--- Given request ---
Omit the pictures and output every entry below exactly as written.

--- Material provided ---

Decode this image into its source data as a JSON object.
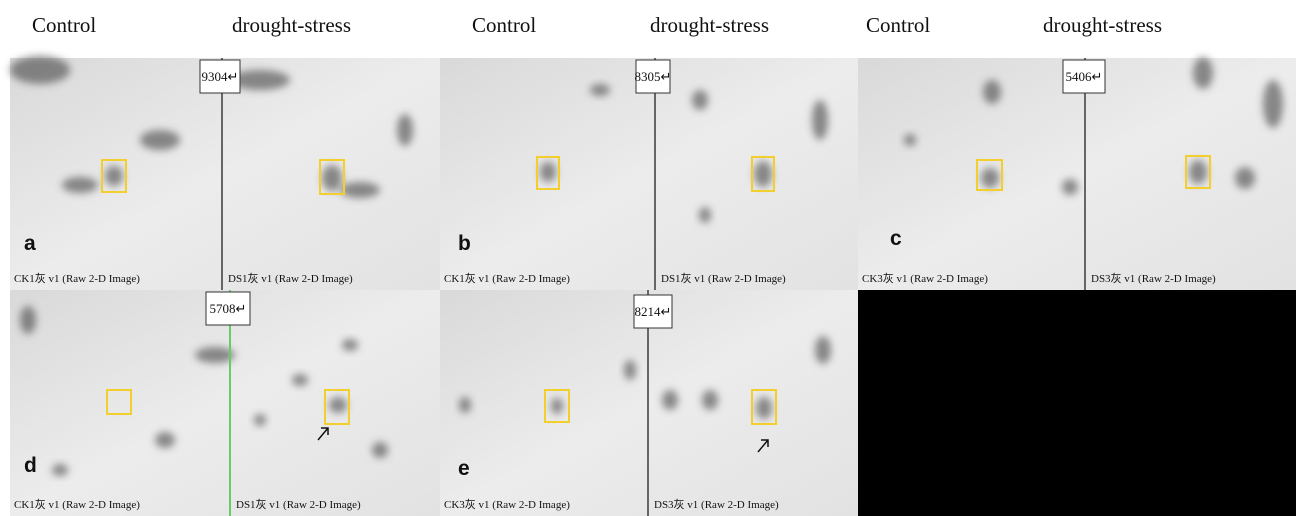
{
  "headers": [
    {
      "control": "Control",
      "stress": "drought-stress"
    },
    {
      "control": "Control",
      "stress": "drought-stress"
    },
    {
      "control": "Control",
      "stress": "drought-stress"
    }
  ],
  "panels": [
    {
      "letter": "a",
      "spot": "9304↵",
      "left_caption": "CK1灰 v1 (Raw 2-D Image)",
      "right_caption": "DS1灰 v1 (Raw 2-D Image)"
    },
    {
      "letter": "b",
      "spot": "8305↵",
      "left_caption": "CK1灰 v1 (Raw 2-D Image)",
      "right_caption": "DS1灰 v1 (Raw 2-D Image)"
    },
    {
      "letter": "c",
      "spot": "5406↵",
      "left_caption": "CK3灰 v1 (Raw 2-D Image)",
      "right_caption": "DS3灰 v1 (Raw 2-D Image)"
    },
    {
      "letter": "d",
      "spot": "5708↵",
      "left_caption": "CK1灰 v1 (Raw 2-D Image)",
      "right_caption": "DS1灰 v1 (Raw 2-D Image)"
    },
    {
      "letter": "e",
      "spot": "8214↵",
      "left_caption": "CK3灰 v1 (Raw 2-D Image)",
      "right_caption": "DS3灰 v1 (Raw 2-D Image)"
    }
  ]
}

--- Result of this task ---
Decode this image into its source data as a JSON object.
{
  "headers": [
    {
      "control": "Control",
      "stress": "drought-stress"
    },
    {
      "control": "Control",
      "stress": "drought-stress"
    },
    {
      "control": "Control",
      "stress": "drought-stress"
    }
  ],
  "panels": [
    {
      "letter": "a",
      "spot": "9304↵",
      "left_caption": "CK1灰 v1 (Raw 2-D Image)",
      "right_caption": "DS1灰 v1 (Raw 2-D Image)"
    },
    {
      "letter": "b",
      "spot": "8305↵",
      "left_caption": "CK1灰 v1 (Raw 2-D Image)",
      "right_caption": "DS1灰 v1 (Raw 2-D Image)"
    },
    {
      "letter": "c",
      "spot": "5406↵",
      "left_caption": "CK3灰 v1 (Raw 2-D Image)",
      "right_caption": "DS3灰 v1 (Raw 2-D Image)"
    },
    {
      "letter": "d",
      "spot": "5708↵",
      "left_caption": "CK1灰 v1 (Raw 2-D Image)",
      "right_caption": "DS1灰 v1 (Raw 2-D Image)"
    },
    {
      "letter": "e",
      "spot": "8214↵",
      "left_caption": "CK3灰 v1 (Raw 2-D Image)",
      "right_caption": "DS3灰 v1 (Raw 2-D Image)"
    }
  ]
}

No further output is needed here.